→ DIRECTIONS FOR THIS TASK
Present each line of the entries below that holds the word "JSON".

## Begin STORED ROWS

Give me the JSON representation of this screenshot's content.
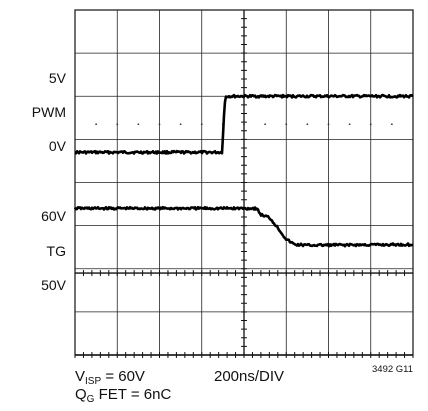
{
  "chart_data": {
    "type": "line",
    "title": "",
    "xlabel": "200ns/DIV",
    "ylabel": "",
    "grid": true,
    "grid_divisions": {
      "x": 8,
      "y": 8
    },
    "time_per_div_ns": 200,
    "x_range_ns": [
      0,
      1600
    ],
    "channels": [
      {
        "name": "PWM",
        "level_labels": [
          "5V",
          "0V"
        ],
        "levels_v": [
          5,
          0
        ],
        "level_divs": [
          6.0,
          4.7
        ],
        "points": [
          [
            0,
            0
          ],
          [
            696,
            0
          ],
          [
            706,
            3.5
          ],
          [
            712,
            5
          ],
          [
            1600,
            5
          ]
        ]
      },
      {
        "name": "TG",
        "level_labels": [
          "60V",
          "50V"
        ],
        "levels_v": [
          60,
          50
        ],
        "level_divs": [
          3.4,
          1.9
        ],
        "points": [
          [
            0,
            60
          ],
          [
            860,
            60
          ],
          [
            880,
            59
          ],
          [
            920,
            58.6
          ],
          [
            960,
            57
          ],
          [
            1000,
            55.2
          ],
          [
            1040,
            54.4
          ],
          [
            1100,
            54.3
          ],
          [
            1600,
            54.4
          ]
        ]
      }
    ],
    "annotations": {
      "visp_label": "V",
      "visp_sub": "ISP",
      "visp_value": "= 60V",
      "qg_label": "Q",
      "qg_sub": "G",
      "qg_value": "FET = 6nC",
      "figure_id": "3492 G11"
    }
  }
}
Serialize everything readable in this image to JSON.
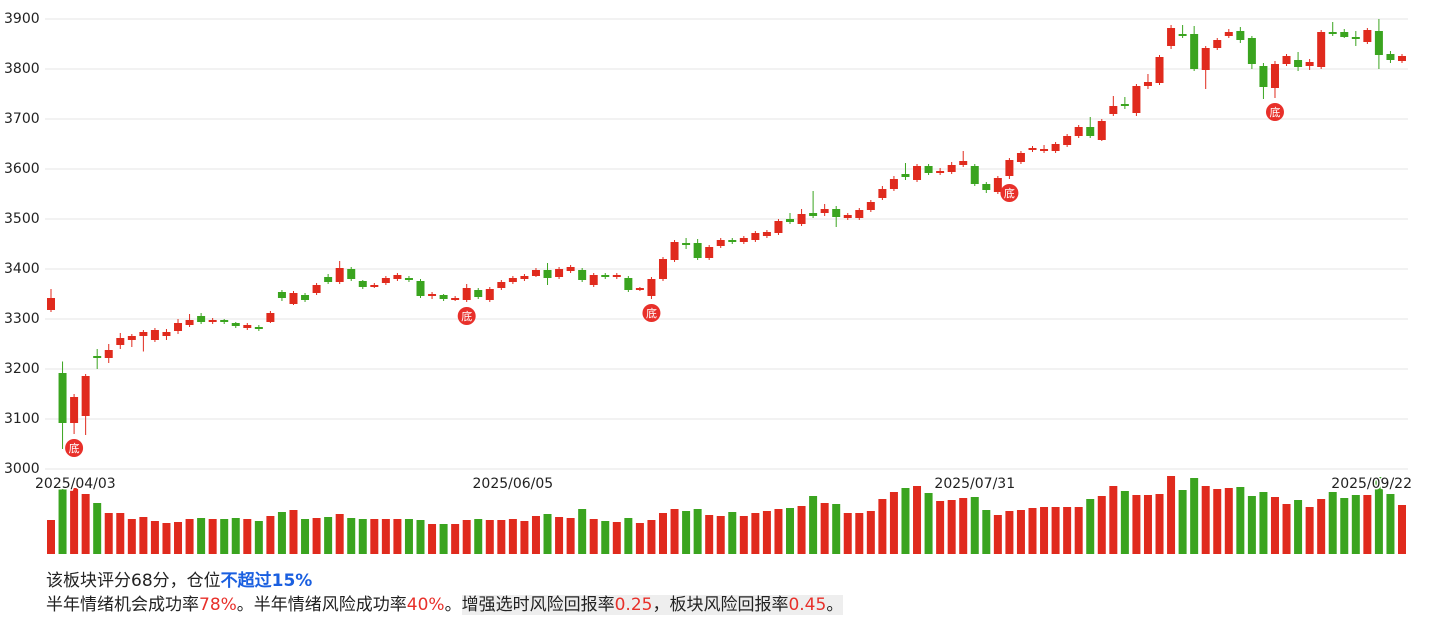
{
  "chart_data": {
    "type": "candlestick",
    "categories": [
      "2025/04/03",
      null,
      null,
      null,
      null,
      null,
      null,
      null,
      null,
      null,
      null,
      null,
      null,
      null,
      null,
      null,
      null,
      null,
      null,
      null,
      null,
      null,
      null,
      null,
      null,
      null,
      null,
      null,
      null,
      null,
      null,
      null,
      null,
      null,
      null,
      null,
      null,
      null,
      null,
      null,
      "2025/06/05",
      null,
      null,
      null,
      null,
      null,
      null,
      null,
      null,
      null,
      null,
      null,
      null,
      null,
      null,
      null,
      null,
      null,
      null,
      null,
      null,
      null,
      null,
      null,
      null,
      null,
      null,
      null,
      null,
      null,
      null,
      null,
      null,
      null,
      null,
      null,
      null,
      null,
      null,
      null,
      "2025/07/31",
      null,
      null,
      null,
      null,
      null,
      null,
      null,
      null,
      null,
      null,
      null,
      null,
      null,
      null,
      null,
      null,
      null,
      null,
      null,
      null,
      null,
      null,
      null,
      null,
      null,
      null,
      null,
      null,
      null,
      null,
      null,
      null,
      null,
      null,
      null,
      null,
      "2025/09/22"
    ],
    "open": [
      3318,
      3192,
      3092,
      3106,
      3226,
      3222,
      3248,
      3258,
      3266,
      3258,
      3266,
      3276,
      3288,
      3306,
      3294,
      3298,
      3292,
      3282,
      3284,
      3294,
      3354,
      3330,
      3348,
      3352,
      3384,
      3374,
      3400,
      3376,
      3364,
      3372,
      3380,
      3382,
      3376,
      3346,
      3348,
      3338,
      3338,
      3358,
      3338,
      3362,
      3374,
      3380,
      3386,
      3398,
      3384,
      3396,
      3398,
      3368,
      3388,
      3384,
      3382,
      3358,
      3346,
      3380,
      3418,
      3452,
      3452,
      3422,
      3446,
      3458,
      3454,
      3458,
      3466,
      3472,
      3500,
      3490,
      3512,
      3512,
      3520,
      3502,
      3502,
      3518,
      3542,
      3560,
      3590,
      3578,
      3606,
      3592,
      3594,
      3608,
      3606,
      3570,
      3554,
      3586,
      3614,
      3638,
      3636,
      3636,
      3648,
      3666,
      3684,
      3658,
      3710,
      3730,
      3712,
      3766,
      3772,
      3846,
      3870,
      3870,
      3798,
      3842,
      3866,
      3876,
      3862,
      3806,
      3762,
      3810,
      3818,
      3806,
      3804,
      3874,
      3874,
      3864,
      3854,
      3876,
      3830,
      3816
    ],
    "close": [
      3342,
      3092,
      3144,
      3186,
      3222,
      3238,
      3262,
      3266,
      3274,
      3278,
      3274,
      3292,
      3298,
      3294,
      3298,
      3294,
      3286,
      3288,
      3280,
      3312,
      3342,
      3352,
      3338,
      3368,
      3374,
      3402,
      3380,
      3364,
      3368,
      3382,
      3388,
      3378,
      3346,
      3350,
      3340,
      3342,
      3362,
      3344,
      3360,
      3374,
      3382,
      3386,
      3398,
      3382,
      3400,
      3404,
      3378,
      3388,
      3384,
      3388,
      3358,
      3362,
      3380,
      3420,
      3454,
      3448,
      3422,
      3444,
      3458,
      3454,
      3462,
      3472,
      3474,
      3496,
      3494,
      3510,
      3506,
      3520,
      3504,
      3508,
      3518,
      3534,
      3560,
      3580,
      3584,
      3606,
      3592,
      3596,
      3608,
      3616,
      3570,
      3558,
      3582,
      3618,
      3632,
      3642,
      3640,
      3650,
      3666,
      3684,
      3666,
      3696,
      3726,
      3726,
      3766,
      3774,
      3824,
      3882,
      3866,
      3800,
      3842,
      3858,
      3874,
      3858,
      3810,
      3764,
      3810,
      3826,
      3804,
      3814,
      3874,
      3870,
      3864,
      3860,
      3878,
      3828,
      3818,
      3826
    ],
    "high": [
      3360,
      3215,
      3150,
      3190,
      3240,
      3250,
      3272,
      3270,
      3278,
      3282,
      3280,
      3300,
      3310,
      3312,
      3302,
      3300,
      3294,
      3292,
      3288,
      3316,
      3358,
      3356,
      3352,
      3372,
      3390,
      3416,
      3404,
      3378,
      3372,
      3386,
      3392,
      3386,
      3380,
      3354,
      3350,
      3346,
      3370,
      3362,
      3364,
      3378,
      3386,
      3390,
      3402,
      3412,
      3404,
      3408,
      3402,
      3392,
      3392,
      3392,
      3386,
      3364,
      3384,
      3424,
      3458,
      3462,
      3460,
      3448,
      3462,
      3462,
      3466,
      3476,
      3478,
      3500,
      3512,
      3520,
      3556,
      3530,
      3526,
      3512,
      3522,
      3538,
      3566,
      3586,
      3612,
      3610,
      3610,
      3602,
      3614,
      3636,
      3610,
      3574,
      3586,
      3622,
      3636,
      3646,
      3648,
      3654,
      3670,
      3688,
      3704,
      3700,
      3746,
      3744,
      3770,
      3790,
      3828,
      3888,
      3888,
      3886,
      3846,
      3862,
      3880,
      3884,
      3866,
      3812,
      3816,
      3830,
      3834,
      3820,
      3878,
      3894,
      3880,
      3876,
      3882,
      3900,
      3836,
      3830
    ],
    "low": [
      3314,
      3040,
      3070,
      3068,
      3200,
      3212,
      3240,
      3244,
      3235,
      3254,
      3258,
      3270,
      3284,
      3290,
      3290,
      3290,
      3282,
      3278,
      3276,
      3292,
      3336,
      3328,
      3334,
      3348,
      3370,
      3370,
      3376,
      3360,
      3362,
      3368,
      3376,
      3374,
      3342,
      3340,
      3336,
      3336,
      3334,
      3340,
      3334,
      3358,
      3370,
      3376,
      3384,
      3368,
      3380,
      3392,
      3374,
      3364,
      3380,
      3380,
      3354,
      3356,
      3340,
      3376,
      3414,
      3440,
      3418,
      3418,
      3442,
      3450,
      3450,
      3454,
      3462,
      3468,
      3490,
      3486,
      3502,
      3506,
      3484,
      3498,
      3498,
      3514,
      3538,
      3556,
      3578,
      3574,
      3588,
      3588,
      3590,
      3604,
      3566,
      3552,
      3550,
      3580,
      3610,
      3634,
      3632,
      3632,
      3644,
      3662,
      3662,
      3656,
      3706,
      3720,
      3706,
      3760,
      3768,
      3840,
      3862,
      3796,
      3760,
      3838,
      3862,
      3852,
      3800,
      3740,
      3742,
      3806,
      3796,
      3798,
      3800,
      3866,
      3862,
      3846,
      3850,
      3800,
      3812,
      3812
    ],
    "volume": [
      34,
      66,
      66,
      60,
      51,
      41,
      41,
      35,
      37,
      33,
      31,
      32,
      35,
      36,
      35,
      35,
      36,
      35,
      33,
      38,
      42,
      44,
      35,
      36,
      37,
      40,
      36,
      35,
      35,
      35,
      35,
      35,
      34,
      30,
      30,
      30,
      34,
      35,
      34,
      34,
      35,
      33,
      38,
      40,
      37,
      36,
      45,
      35,
      33,
      32,
      36,
      31,
      34,
      41,
      45,
      43,
      45,
      39,
      38,
      42,
      38,
      41,
      43,
      45,
      46,
      48,
      58,
      51,
      50,
      41,
      41,
      43,
      55,
      62,
      66,
      68,
      61,
      53,
      54,
      56,
      57,
      44,
      39,
      43,
      44,
      46,
      47,
      47,
      47,
      47,
      55,
      58,
      68,
      63,
      59,
      59,
      60,
      78,
      64,
      76,
      68,
      65,
      66,
      67,
      58,
      62,
      57,
      50,
      54,
      47,
      55,
      62,
      56,
      59,
      59,
      77,
      60,
      49
    ],
    "signals": [
      null,
      null,
      "底",
      null,
      null,
      null,
      null,
      null,
      null,
      null,
      null,
      null,
      null,
      null,
      null,
      null,
      null,
      null,
      null,
      null,
      null,
      null,
      null,
      null,
      null,
      null,
      null,
      null,
      null,
      null,
      null,
      null,
      null,
      null,
      null,
      null,
      "底",
      null,
      null,
      null,
      null,
      null,
      null,
      null,
      null,
      null,
      null,
      null,
      null,
      null,
      null,
      null,
      "底",
      null,
      null,
      null,
      null,
      null,
      null,
      null,
      null,
      null,
      null,
      null,
      null,
      null,
      null,
      null,
      null,
      null,
      null,
      null,
      null,
      null,
      null,
      null,
      null,
      null,
      null,
      null,
      null,
      null,
      null,
      "底",
      null,
      null,
      null,
      null,
      null,
      null,
      null,
      null,
      null,
      null,
      null,
      null,
      null,
      null,
      null,
      null,
      null,
      null,
      null,
      null,
      null,
      null,
      "底",
      null,
      null,
      null,
      null,
      null,
      null,
      null,
      null,
      null,
      null,
      null
    ],
    "ylim": [
      3000,
      3900
    ],
    "yticks": [
      3000,
      3100,
      3200,
      3300,
      3400,
      3500,
      3600,
      3700,
      3800,
      3900
    ],
    "grid": true,
    "up_color": "#e02a1d",
    "down_color": "#3aa41f",
    "signal_color": "#e8302a"
  },
  "summary": {
    "line1": [
      "该板块评分68分，仓位",
      "不超过15%"
    ],
    "line2": [
      "半年情绪机会成功率",
      "78%",
      "。半年情绪风险成功率",
      "40%",
      "。"
    ],
    "line3": [
      "增强选时风险回报率",
      "0.25",
      "，板块风险回报率",
      "0.45",
      "。"
    ]
  }
}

## End STORED ROWS

→ RESPONSE TO THIS TASK
Give me the JSON representation of this screenshot's content.
Serialize everything readable in this image to JSON.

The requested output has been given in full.